Extracted entries:
* * * *
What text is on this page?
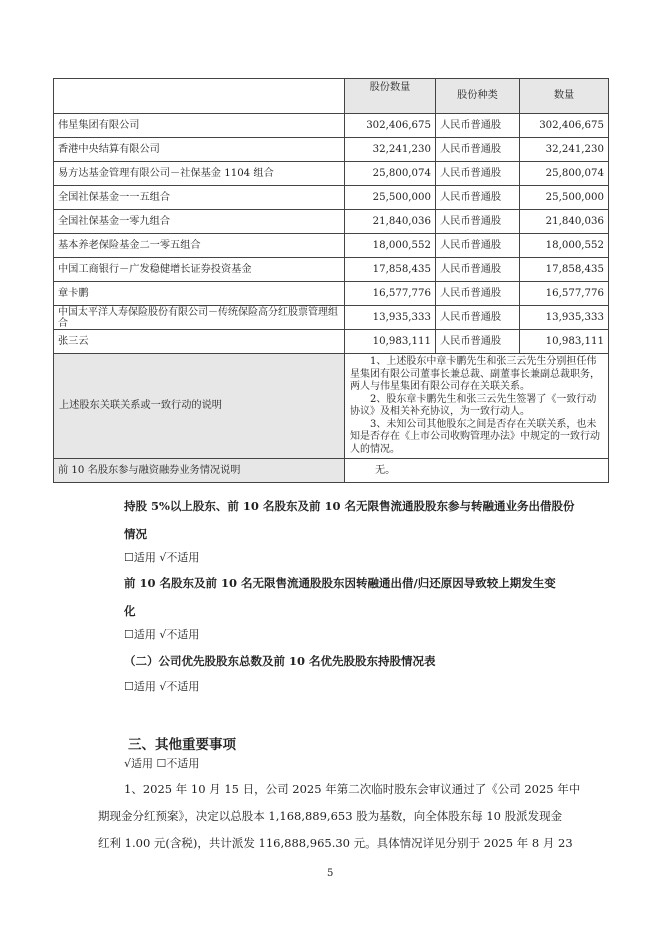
	股份数量	股份种类	数量
伟星集团有限公司	302,406,675	人民币普通股	302,406,675
香港中央结算有限公司	32,241,230	人民币普通股	32,241,230
易方达基金管理有限公司－社保基金 1104 组合	25,800,074	人民币普通股	25,800,074
全国社保基金一一五组合	25,500,000	人民币普通股	25,500,000
全国社保基金一零九组合	21,840,036	人民币普通股	21,840,036
基本养老保险基金二一零五组合	18,000,552	人民币普通股	18,000,552
中国工商银行－广发稳健增长证券投资基金	17,858,435	人民币普通股	17,858,435
章卡鹏	16,577,776	人民币普通股	16,577,776
中国太平洋人寿保险股份有限公司－传统保险高分红股票管理组合	13,935,333	人民币普通股	13,935,333
张三云	10,983,111	人民币普通股	10,983,111
上述股东关联关系或一致行动的说明	1、上述股东中章卡鹏先生和张三云先生分别担任伟星集团有限公司董事长兼总裁、副董事长兼副总裁职务，两人与伟星集团有限公司存在关联关系。
2、股东章卡鹏先生和张三云先生签署了《一致行动协议》及相关补充协议，为一致行动人。
3、未知公司其他股东之间是否存在关联关系，也未知是否存在《上市公司收购管理办法》中规定的一致行动人的情况。		

前 10 名股东参与融资融券业务情况说明	无。		
持股 5%以上股东、前 10 名股东及前 10 名无限售流通股股东参与转融通业务出借股份
情况
☐适用 √不适用
前 10 名股东及前 10 名无限售流通股股东因转融通出借/归还原因导致较上期发生变
化
☐适用 √不适用
（二）公司优先股股东总数及前 10 名优先股股东持股情况表
☐适用 √不适用
三、其他重要事项
√适用 ☐不适用
1、2025 年 10 月 15 日，公司 2025 年第二次临时股东会审议通过了《公司 2025 年中
期现金分红预案》，决定以总股本 1,168,889,653 股为基数，向全体股东每 10 股派发现金
红利 1.00 元(含税)，共计派发 116,888,965.30 元。具体情况详见分别于 2025 年 8 月 23
5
* * * *
Task to carry out: Leave the pictures out and write out every entry exactly as given.

Answer to this task:
What text is on this page?
	股份数量	股份种类	数量
伟星集团有限公司	302,406,675	人民币普通股	302,406,675
香港中央结算有限公司	32,241,230	人民币普通股	32,241,230
易方达基金管理有限公司－社保基金 1104 组合	25,800,074	人民币普通股	25,800,074
全国社保基金一一五组合	25,500,000	人民币普通股	25,500,000
全国社保基金一零九组合	21,840,036	人民币普通股	21,840,036
基本养老保险基金二一零五组合	18,000,552	人民币普通股	18,000,552
中国工商银行－广发稳健增长证券投资基金	17,858,435	人民币普通股	17,858,435
章卡鹏	16,577,776	人民币普通股	16,577,776
中国太平洋人寿保险股份有限公司－传统保险高分红股票管理组合	13,935,333	人民币普通股	13,935,333
张三云	10,983,111	人民币普通股	10,983,111
上述股东关联关系或一致行动的说明	1、上述股东中章卡鹏先生和张三云先生分别担任伟星集团有限公司董事长兼总裁、副董事长兼副总裁职务，两人与伟星集团有限公司存在关联关系。
2、股东章卡鹏先生和张三云先生签署了《一致行动协议》及相关补充协议，为一致行动人。
3、未知公司其他股东之间是否存在关联关系，也未知是否存在《上市公司收购管理办法》中规定的一致行动人的情况。		

前 10 名股东参与融资融券业务情况说明	无。		
持股 5%以上股东、前 10 名股东及前 10 名无限售流通股股东参与转融通业务出借股份
情况
☐适用 √不适用
前 10 名股东及前 10 名无限售流通股股东因转融通出借/归还原因导致较上期发生变
化
☐适用 √不适用
（二）公司优先股股东总数及前 10 名优先股股东持股情况表
☐适用 √不适用
三、其他重要事项
√适用 ☐不适用
1、2025 年 10 月 15 日，公司 2025 年第二次临时股东会审议通过了《公司 2025 年中
期现金分红预案》，决定以总股本 1,168,889,653 股为基数，向全体股东每 10 股派发现金
红利 1.00 元(含税)，共计派发 116,888,965.30 元。具体情况详见分别于 2025 年 8 月 23
5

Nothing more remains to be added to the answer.